> Entries shown

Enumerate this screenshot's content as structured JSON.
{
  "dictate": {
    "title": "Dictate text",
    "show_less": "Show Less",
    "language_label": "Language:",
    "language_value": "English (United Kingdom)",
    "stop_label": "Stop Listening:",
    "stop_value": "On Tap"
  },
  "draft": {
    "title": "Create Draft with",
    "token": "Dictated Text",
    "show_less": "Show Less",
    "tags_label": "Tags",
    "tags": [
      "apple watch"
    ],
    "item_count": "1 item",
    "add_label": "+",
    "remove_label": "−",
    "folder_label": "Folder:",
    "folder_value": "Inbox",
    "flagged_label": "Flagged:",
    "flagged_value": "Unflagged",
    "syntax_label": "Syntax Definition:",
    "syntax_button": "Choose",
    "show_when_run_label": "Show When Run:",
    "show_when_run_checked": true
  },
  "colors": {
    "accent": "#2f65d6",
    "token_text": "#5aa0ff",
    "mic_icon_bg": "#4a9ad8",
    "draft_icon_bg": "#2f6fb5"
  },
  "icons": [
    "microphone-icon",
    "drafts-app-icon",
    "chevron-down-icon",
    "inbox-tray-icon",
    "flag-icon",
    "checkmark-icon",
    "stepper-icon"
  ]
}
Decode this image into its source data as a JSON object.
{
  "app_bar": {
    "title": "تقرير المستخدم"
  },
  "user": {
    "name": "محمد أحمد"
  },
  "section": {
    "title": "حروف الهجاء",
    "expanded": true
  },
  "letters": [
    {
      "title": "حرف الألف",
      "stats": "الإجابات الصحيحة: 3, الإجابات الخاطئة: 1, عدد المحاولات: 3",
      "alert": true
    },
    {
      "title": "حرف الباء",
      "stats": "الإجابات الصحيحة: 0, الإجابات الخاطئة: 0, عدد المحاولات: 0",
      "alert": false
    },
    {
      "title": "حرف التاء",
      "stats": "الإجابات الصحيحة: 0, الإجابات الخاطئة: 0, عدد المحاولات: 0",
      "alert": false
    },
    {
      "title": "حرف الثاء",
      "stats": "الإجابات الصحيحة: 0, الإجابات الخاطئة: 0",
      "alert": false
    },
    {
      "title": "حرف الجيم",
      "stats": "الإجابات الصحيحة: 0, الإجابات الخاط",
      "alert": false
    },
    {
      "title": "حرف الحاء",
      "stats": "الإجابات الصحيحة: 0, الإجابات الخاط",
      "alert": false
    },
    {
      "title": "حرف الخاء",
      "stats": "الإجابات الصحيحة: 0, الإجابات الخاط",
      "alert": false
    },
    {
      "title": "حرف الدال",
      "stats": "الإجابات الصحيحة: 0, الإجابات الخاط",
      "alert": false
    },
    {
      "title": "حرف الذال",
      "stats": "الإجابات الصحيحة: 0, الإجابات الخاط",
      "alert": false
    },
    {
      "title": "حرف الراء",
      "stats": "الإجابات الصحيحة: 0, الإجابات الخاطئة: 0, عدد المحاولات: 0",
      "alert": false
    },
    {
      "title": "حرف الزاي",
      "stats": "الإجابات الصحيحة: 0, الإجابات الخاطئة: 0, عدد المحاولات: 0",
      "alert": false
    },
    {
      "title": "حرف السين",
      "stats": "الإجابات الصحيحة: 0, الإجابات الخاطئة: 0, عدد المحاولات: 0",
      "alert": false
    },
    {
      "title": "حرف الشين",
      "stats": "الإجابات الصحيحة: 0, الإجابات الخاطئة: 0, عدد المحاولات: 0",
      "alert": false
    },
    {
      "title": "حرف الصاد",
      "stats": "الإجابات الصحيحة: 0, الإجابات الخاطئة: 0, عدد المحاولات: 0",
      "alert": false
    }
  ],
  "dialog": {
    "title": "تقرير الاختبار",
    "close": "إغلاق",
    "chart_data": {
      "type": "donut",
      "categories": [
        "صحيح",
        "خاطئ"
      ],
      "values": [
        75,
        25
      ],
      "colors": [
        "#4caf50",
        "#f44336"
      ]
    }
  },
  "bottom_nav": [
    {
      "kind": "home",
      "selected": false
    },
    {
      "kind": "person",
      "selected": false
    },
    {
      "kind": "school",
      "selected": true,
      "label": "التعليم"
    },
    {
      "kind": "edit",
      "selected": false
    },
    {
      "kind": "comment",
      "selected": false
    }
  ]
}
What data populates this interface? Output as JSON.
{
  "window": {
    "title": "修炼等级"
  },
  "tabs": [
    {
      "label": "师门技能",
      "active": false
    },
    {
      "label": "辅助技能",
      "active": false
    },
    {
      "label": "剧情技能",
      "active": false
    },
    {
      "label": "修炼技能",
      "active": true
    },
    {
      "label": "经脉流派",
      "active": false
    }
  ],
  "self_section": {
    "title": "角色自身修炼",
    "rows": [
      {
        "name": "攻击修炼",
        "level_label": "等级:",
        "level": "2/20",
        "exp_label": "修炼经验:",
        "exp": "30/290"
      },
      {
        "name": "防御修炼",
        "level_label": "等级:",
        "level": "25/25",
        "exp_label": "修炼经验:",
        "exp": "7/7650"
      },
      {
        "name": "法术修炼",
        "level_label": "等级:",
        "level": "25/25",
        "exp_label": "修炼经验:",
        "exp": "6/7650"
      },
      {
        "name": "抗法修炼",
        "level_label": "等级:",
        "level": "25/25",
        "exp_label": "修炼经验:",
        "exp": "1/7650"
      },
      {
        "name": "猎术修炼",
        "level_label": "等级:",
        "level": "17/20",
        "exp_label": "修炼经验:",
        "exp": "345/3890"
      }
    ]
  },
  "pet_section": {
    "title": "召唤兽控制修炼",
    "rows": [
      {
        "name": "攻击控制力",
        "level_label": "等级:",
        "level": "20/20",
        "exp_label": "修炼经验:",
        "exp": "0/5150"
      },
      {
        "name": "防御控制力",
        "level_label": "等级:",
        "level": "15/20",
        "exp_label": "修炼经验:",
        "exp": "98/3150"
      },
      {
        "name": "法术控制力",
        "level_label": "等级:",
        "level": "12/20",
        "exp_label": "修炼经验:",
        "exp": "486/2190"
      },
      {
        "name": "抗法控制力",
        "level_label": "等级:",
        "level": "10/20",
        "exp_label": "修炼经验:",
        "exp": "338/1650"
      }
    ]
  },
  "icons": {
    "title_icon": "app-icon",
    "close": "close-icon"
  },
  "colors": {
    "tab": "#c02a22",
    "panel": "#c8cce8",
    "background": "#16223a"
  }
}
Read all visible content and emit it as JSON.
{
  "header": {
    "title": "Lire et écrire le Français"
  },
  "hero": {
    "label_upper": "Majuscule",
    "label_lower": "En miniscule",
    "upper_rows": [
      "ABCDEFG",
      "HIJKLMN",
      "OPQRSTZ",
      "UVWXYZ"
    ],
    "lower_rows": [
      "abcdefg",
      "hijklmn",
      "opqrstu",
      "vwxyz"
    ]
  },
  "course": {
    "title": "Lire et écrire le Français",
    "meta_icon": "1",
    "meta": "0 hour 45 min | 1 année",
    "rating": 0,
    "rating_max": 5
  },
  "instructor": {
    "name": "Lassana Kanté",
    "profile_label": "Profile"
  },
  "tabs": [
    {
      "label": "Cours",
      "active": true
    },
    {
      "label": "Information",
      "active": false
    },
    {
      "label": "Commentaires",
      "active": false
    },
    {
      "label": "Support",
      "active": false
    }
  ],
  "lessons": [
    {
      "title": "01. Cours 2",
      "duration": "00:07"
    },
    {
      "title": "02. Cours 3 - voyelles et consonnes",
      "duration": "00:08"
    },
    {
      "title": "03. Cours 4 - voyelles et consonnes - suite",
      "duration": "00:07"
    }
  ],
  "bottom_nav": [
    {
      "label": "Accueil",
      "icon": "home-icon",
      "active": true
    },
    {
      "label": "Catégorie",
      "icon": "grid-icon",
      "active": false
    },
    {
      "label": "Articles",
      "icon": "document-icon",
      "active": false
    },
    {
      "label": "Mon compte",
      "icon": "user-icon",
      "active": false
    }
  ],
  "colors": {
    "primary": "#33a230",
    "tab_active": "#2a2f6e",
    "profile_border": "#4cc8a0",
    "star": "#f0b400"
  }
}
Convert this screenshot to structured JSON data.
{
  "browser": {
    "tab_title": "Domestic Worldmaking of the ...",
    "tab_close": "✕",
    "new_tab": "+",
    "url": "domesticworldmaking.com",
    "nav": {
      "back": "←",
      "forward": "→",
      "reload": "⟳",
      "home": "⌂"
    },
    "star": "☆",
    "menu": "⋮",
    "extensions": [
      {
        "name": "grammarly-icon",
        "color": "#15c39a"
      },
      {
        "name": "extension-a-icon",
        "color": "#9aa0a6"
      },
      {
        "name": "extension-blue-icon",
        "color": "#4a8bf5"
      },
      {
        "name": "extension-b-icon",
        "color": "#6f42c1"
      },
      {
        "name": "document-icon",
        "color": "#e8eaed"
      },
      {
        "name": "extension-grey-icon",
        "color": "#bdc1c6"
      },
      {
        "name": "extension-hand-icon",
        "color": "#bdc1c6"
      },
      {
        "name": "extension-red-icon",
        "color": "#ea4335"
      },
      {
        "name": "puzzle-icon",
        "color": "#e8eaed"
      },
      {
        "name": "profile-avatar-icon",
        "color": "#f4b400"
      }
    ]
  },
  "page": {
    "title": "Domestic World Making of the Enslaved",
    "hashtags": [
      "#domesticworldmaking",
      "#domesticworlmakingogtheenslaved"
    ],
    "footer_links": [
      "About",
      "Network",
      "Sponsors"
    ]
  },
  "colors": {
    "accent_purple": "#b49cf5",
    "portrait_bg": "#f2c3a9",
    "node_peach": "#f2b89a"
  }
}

> Exercise description
Collect each line of the entries that has the word "screenshot", copying it in full.

> Answer to this task
Enumerate this screenshot's content as structured JSON.
Convert this screenshot to structured JSON data.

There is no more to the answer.